Download a pdf of this paper. (with full figures and references)

The Press, Market Ideologies and the Irish Housing Crash

Henry Silke


There is a growing symbiotic relationship between business, communication networks and the mass media. Business depends on communication networks and the mass media in numerous ways; in the actual conduct of business, in the need for market information, for advertising and market creation, and as ideological apparatuses which acts to naturalise market economies and defend business interests. Such trends have been exacerbated in the media industry in recent decades as media has been increasingly consolidated into massive transnational corporations with interests far wider than journalism. In fact it is argued that the contemporary mass media, rather than simply reporting on economic issues, have become an integral part of economic processes.

A clear example of this process, and the growing links between business and journalism, is the coverage of housing and the property market in Ireland. The Irish property market suffered one of the greatest crashes in modern history, directly costing the state tens of billions in bank bailouts and hundreds of thousands of mainly working class livelihoods. A key discursive element of housing and property news has been the framing of housing as a commodity rather than a social need, as well as a privileging of market needs over society ones. This was the case in much of the coverage of the housing market by the Irish media in the run up to the housing crash of 2007/2008. This framing, as well as ignoring key social problems such as affordability, included an insidious and dogmatic belief in the primacy of the market that blinded much of the Irish media to the possibility of the crash, thus acting both to encourage and elongate the bubble. There is little evidence that this framing of housing as a commodity rather than a social need has changed as most discourse continues to be around ‘fixing the market’ rather than thinking outside of it.

The Irish Housing Crisis

The roots of Ireland’s economic crisis are long and deep. Ireland after independence remained a dependent economy, concentrating on the export of non-value added commodities and the country’s late industrialisation was centred on the enticement of foreign direct investment into the Irish state, rather than the development of indigenous industry. This type of development emphasised the service economy and the various sections of the property industry which, during the ‘Celtic Tiger’s’ boom years, became one of the key indigenous investment and speculative activities in the state. This had very serious repercussions for many Irish people as buying a property on the private market had become the only way to secure a home for most people. This was due to the near elimination of social housing supply by the state and the Dickensian conditions in the private rental market. The process led to a skewed domestic economy and eventually the development of a massive asset price bubble in property.

By the year 2007, however, even middle class home buyers were being priced out of the housing market. The deregulated banking system filled the gap in the market with innovative ‘products’ such as speculative ‘100%, loans’, ‘interest free mortgages’, and ‘buy to let schemes’. At the same time that consumer demand was dipping, huge amounts of vacant and half-finished properties were coming on stream, often in places with no manifest demand for housing at all. Like all Ponzi schemes (as the Irish property market had begun to resemble) the market was fictitious. Eventually in 2007, property prices began to dip and, following the so called credit crunch, the residential and commercial property markets collapsed entirely. This then uncovered huge holes in banking balance sheets, none more so than the poster boy for Irish ‘entrepreneurship’ and ‘innovation’, Anglo Irish Bank. However, unlike an ordinary Ponzi scheme this crash brought down a whole generation of home buyers, the Irish economy, hundreds of thousands of jobs and the living standards of most of the populace.
※
◆ Problems to work on ◆
A. According to the passage on the Irish housing crash, what did this crash bring down, unlike an ordinary Ponzi scheme? List each item.
B. Print the part of the passage on the Irish housing crash between "Henry Silke" and "of economic processes.", inclusive.

◆ Extracted data ◆
※
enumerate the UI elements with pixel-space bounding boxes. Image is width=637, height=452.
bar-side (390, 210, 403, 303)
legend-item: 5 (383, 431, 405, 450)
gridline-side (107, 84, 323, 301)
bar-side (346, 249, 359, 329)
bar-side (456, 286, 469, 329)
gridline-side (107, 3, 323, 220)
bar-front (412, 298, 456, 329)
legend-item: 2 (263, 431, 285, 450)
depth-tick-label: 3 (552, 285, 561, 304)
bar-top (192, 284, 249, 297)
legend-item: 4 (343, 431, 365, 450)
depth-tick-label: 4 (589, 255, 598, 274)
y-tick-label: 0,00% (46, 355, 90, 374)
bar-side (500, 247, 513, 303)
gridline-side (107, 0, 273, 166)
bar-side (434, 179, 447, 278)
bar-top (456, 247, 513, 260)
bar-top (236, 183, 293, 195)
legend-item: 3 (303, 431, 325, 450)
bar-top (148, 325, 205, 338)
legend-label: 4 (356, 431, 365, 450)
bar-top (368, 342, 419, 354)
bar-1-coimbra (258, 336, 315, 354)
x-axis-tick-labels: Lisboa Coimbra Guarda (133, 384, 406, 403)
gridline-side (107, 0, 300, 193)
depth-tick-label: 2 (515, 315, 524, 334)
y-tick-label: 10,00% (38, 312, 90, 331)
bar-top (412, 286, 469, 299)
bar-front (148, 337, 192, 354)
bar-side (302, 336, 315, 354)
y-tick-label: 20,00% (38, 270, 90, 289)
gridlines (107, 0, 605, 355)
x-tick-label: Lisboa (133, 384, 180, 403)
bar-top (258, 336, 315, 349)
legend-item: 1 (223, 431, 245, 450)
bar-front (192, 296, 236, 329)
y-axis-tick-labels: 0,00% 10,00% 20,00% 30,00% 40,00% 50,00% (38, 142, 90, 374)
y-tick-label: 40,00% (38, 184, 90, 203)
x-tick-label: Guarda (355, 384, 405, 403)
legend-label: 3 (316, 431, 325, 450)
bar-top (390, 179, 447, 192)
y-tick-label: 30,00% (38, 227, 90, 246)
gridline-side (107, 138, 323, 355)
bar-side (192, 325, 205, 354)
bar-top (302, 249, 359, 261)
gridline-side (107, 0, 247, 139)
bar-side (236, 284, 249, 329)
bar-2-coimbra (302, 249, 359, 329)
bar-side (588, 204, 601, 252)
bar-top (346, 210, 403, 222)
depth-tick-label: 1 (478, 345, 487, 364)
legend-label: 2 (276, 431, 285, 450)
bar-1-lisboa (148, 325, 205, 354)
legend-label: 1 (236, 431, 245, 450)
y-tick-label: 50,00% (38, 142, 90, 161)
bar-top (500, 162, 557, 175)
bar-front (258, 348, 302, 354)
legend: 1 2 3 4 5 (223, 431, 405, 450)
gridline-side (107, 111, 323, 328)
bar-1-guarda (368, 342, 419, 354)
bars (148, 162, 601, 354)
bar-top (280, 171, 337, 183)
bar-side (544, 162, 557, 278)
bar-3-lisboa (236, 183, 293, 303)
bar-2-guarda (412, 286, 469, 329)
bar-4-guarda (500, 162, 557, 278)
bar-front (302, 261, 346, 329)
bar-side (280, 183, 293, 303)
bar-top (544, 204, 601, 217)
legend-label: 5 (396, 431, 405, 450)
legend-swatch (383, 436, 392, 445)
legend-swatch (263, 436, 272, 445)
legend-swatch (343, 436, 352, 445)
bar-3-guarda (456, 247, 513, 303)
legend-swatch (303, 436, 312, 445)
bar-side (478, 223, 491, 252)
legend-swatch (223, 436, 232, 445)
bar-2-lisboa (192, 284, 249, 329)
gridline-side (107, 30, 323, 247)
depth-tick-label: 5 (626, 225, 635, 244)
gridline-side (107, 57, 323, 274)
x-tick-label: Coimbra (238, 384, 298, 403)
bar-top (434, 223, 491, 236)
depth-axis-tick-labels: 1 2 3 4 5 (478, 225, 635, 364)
※
◆ Solved tasks ◆
A.
- a whole generation of home buyers
- the Irish economy
- hundreds of thousands of jobs
- the living standards of most of the populace

B.
Henry Silke


There is a growing symbiotic relationship between business, communication networks and the mass media. Business depends on communication networks and the mass media in numerous ways; in the actual conduct of business, in the need for market information, for advertising and market creation, and as ideological apparatuses which acts to naturalise market economies and defend business interests. Such trends have been exacerbated in the media industry in recent decades as media has been increasingly consolidated into massive transnational corporations with interests far wider than journalism. In fact it is argued that the contemporary mass media, rather than simply reporting on economic issues, have become an integral part of economic processes.